Track down every line below that holds "колодок" and copy it.

> **Data supplied**
○ ○ ○ ○ ○ ○ ○

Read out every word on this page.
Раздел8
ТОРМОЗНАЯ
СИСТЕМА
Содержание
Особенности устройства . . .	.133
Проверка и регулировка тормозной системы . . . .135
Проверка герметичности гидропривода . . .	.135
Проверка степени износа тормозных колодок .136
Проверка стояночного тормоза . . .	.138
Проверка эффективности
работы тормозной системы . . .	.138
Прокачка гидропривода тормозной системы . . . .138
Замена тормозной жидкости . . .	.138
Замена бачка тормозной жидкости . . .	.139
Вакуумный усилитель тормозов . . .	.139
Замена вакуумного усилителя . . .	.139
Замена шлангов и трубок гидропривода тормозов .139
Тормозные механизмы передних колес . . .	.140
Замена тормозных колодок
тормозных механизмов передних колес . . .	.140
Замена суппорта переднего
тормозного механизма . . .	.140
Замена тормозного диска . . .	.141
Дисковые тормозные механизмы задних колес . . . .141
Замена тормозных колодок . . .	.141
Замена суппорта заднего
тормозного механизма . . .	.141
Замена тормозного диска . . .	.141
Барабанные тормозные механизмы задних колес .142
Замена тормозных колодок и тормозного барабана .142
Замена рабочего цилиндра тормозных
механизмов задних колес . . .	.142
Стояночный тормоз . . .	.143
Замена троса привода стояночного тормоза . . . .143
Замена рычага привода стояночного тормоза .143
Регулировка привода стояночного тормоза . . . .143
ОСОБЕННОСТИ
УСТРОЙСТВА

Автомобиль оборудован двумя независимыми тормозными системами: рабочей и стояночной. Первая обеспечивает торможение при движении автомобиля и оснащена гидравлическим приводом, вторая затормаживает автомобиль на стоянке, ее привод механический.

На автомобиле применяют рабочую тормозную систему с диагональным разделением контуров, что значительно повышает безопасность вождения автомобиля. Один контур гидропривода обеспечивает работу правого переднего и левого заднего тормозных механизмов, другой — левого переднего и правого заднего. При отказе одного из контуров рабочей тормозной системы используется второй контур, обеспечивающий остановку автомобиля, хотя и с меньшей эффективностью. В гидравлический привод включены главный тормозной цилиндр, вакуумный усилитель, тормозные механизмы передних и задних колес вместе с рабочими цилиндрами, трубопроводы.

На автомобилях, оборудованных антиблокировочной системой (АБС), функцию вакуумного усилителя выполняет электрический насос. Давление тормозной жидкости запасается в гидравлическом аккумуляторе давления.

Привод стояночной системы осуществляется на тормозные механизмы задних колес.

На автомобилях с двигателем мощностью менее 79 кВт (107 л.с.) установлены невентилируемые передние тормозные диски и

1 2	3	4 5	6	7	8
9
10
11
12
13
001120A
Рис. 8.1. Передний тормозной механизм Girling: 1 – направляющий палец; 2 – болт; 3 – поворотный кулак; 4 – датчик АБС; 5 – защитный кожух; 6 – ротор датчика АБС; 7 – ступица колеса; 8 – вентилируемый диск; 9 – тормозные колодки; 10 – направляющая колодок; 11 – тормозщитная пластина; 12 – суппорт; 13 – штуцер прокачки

○ ○ ○ ○ ○ ○ ○

> **Written reply**
Проверка степени износа тормозных колодок .136
Замена тормозных колодок
Замена тормозных колодок . . .	.141
Замена тормозных колодок и тормозного барабана .142
Рис. 8.1. Передний тормозной механизм Girling: 1 – направляющий палец; 2 – болт; 3 – поворотный кулак; 4 – датчик АБС; 5 – защитный кожух; 6 – ротор датчика АБС; 7 – ступица колеса; 8 – вентилируемый диск; 9 – тормозные колодки; 10 – направляющая колодок; 11 – тормозщитная пластина; 12 – суппорт; 13 – штуцер прокачки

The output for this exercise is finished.